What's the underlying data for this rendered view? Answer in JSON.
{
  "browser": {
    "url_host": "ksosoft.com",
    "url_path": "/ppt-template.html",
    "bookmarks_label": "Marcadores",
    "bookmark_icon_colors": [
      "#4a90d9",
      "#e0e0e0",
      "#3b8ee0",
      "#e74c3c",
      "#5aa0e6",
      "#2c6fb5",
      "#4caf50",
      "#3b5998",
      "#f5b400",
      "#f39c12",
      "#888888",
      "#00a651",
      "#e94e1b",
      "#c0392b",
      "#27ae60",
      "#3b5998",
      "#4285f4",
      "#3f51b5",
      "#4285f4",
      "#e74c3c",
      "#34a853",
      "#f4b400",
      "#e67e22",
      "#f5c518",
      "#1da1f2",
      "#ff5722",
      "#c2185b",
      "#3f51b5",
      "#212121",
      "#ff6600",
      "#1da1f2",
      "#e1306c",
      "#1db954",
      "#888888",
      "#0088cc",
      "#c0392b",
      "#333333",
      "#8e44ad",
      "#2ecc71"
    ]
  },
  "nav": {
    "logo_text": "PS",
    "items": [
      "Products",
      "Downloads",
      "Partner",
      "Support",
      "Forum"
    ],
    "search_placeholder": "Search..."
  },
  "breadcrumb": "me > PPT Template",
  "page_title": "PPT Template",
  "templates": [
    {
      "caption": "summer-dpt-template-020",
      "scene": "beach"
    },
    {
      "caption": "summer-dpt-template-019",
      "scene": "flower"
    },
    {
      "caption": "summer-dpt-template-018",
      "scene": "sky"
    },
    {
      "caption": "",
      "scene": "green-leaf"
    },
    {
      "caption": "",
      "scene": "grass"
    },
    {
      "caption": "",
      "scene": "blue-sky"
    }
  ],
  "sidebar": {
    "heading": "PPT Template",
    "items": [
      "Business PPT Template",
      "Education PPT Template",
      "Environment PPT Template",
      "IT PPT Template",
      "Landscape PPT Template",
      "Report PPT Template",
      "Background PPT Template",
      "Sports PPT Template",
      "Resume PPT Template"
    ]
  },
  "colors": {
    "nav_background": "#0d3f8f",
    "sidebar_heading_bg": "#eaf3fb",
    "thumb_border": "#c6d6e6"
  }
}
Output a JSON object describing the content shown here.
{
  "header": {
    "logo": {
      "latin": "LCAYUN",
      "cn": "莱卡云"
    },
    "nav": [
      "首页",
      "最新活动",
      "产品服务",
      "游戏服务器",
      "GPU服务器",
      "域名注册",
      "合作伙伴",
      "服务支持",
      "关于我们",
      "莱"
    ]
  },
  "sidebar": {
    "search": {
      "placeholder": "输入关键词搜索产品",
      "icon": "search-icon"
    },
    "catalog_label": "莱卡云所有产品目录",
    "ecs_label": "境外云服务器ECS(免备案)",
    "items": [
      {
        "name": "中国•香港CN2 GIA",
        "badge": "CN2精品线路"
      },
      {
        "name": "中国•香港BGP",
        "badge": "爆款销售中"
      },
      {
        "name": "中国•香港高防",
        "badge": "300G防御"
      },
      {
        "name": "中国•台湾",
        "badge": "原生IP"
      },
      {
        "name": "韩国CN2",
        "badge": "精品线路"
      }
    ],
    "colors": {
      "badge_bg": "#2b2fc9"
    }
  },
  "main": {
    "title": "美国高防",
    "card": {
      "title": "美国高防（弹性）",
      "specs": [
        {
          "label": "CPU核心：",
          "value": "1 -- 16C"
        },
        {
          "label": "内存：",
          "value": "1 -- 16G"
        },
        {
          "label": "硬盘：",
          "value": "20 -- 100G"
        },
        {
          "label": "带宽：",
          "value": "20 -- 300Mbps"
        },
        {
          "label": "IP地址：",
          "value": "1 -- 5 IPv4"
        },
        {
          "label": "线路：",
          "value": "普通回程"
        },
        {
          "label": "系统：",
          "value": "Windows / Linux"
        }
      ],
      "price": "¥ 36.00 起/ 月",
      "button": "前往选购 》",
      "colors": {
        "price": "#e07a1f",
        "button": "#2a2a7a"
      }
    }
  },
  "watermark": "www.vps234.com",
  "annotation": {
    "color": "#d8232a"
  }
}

##########

**INSTRUCTION**
Recopy all the lines exactly as they appear.

**CORRECT RESULT**
What's the underlying data for this rendered view? Answer in JSON.
{
  "browser": {
    "url_host": "ksosoft.com",
    "url_path": "/ppt-template.html",
    "bookmarks_label": "Marcadores",
    "bookmark_icon_colors": [
      "#4a90d9",
      "#e0e0e0",
      "#3b8ee0",
      "#e74c3c",
      "#5aa0e6",
      "#2c6fb5",
      "#4caf50",
      "#3b5998",
      "#f5b400",
      "#f39c12",
      "#888888",
      "#00a651",
      "#e94e1b",
      "#c0392b",
      "#27ae60",
      "#3b5998",
      "#4285f4",
      "#3f51b5",
      "#4285f4",
      "#e74c3c",
      "#34a853",
      "#f4b400",
      "#e67e22",
      "#f5c518",
      "#1da1f2",
      "#ff5722",
      "#c2185b",
      "#3f51b5",
      "#212121",
      "#ff6600",
      "#1da1f2",
      "#e1306c",
      "#1db954",
      "#888888",
      "#0088cc",
      "#c0392b",
      "#333333",
      "#8e44ad",
      "#2ecc71"
    ]
  },
  "nav": {
    "logo_text": "PS",
    "items": [
      "Products",
      "Downloads",
      "Partner",
      "Support",
      "Forum"
    ],
    "search_placeholder": "Search..."
  },
  "breadcrumb": "me > PPT Template",
  "page_title": "PPT Template",
  "templates": [
    {
      "caption": "summer-dpt-template-020",
      "scene": "beach"
    },
    {
      "caption": "summer-dpt-template-019",
      "scene": "flower"
    },
    {
      "caption": "summer-dpt-template-018",
      "scene": "sky"
    },
    {
      "caption": "",
      "scene": "green-leaf"
    },
    {
      "caption": "",
      "scene": "grass"
    },
    {
      "caption": "",
      "scene": "blue-sky"
    }
  ],
  "sidebar": {
    "heading": "PPT Template",
    "items": [
      "Business PPT Template",
      "Education PPT Template",
      "Environment PPT Template",
      "IT PPT Template",
      "Landscape PPT Template",
      "Report PPT Template",
      "Background PPT Template",
      "Sports PPT Template",
      "Resume PPT Template"
    ]
  },
  "colors": {
    "nav_background": "#0d3f8f",
    "sidebar_heading_bg": "#eaf3fb",
    "thumb_border": "#c6d6e6"
  }
}
Output a JSON object describing the content shown here.
{
  "header": {
    "logo": {
      "latin": "LCAYUN",
      "cn": "莱卡云"
    },
    "nav": [
      "首页",
      "最新活动",
      "产品服务",
      "游戏服务器",
      "GPU服务器",
      "域名注册",
      "合作伙伴",
      "服务支持",
      "关于我们",
      "莱"
    ]
  },
  "sidebar": {
    "search": {
      "placeholder": "输入关键词搜索产品",
      "icon": "search-icon"
    },
    "catalog_label": "莱卡云所有产品目录",
    "ecs_label": "境外云服务器ECS(免备案)",
    "items": [
      {
        "name": "中国•香港CN2 GIA",
        "badge": "CN2精品线路"
      },
      {
        "name": "中国•香港BGP",
        "badge": "爆款销售中"
      },
      {
        "name": "中国•香港高防",
        "badge": "300G防御"
      },
      {
        "name": "中国•台湾",
        "badge": "原生IP"
      },
      {
        "name": "韩国CN2",
        "badge": "精品线路"
      }
    ],
    "colors": {
      "badge_bg": "#2b2fc9"
    }
  },
  "main": {
    "title": "美国高防",
    "card": {
      "title": "美国高防（弹性）",
      "specs": [
        {
          "label": "CPU核心：",
          "value": "1 -- 16C"
        },
        {
          "label": "内存：",
          "value": "1 -- 16G"
        },
        {
          "label": "硬盘：",
          "value": "20 -- 100G"
        },
        {
          "label": "带宽：",
          "value": "20 -- 300Mbps"
        },
        {
          "label": "IP地址：",
          "value": "1 -- 5 IPv4"
        },
        {
          "label": "线路：",
          "value": "普通回程"
        },
        {
          "label": "系统：",
          "value": "Windows / Linux"
        }
      ],
      "price": "¥ 36.00 起/ 月",
      "button": "前往选购 》",
      "colors": {
        "price": "#e07a1f",
        "button": "#2a2a7a"
      }
    }
  },
  "watermark": "www.vps234.com",
  "annotation": {
    "color": "#d8232a"
  }
}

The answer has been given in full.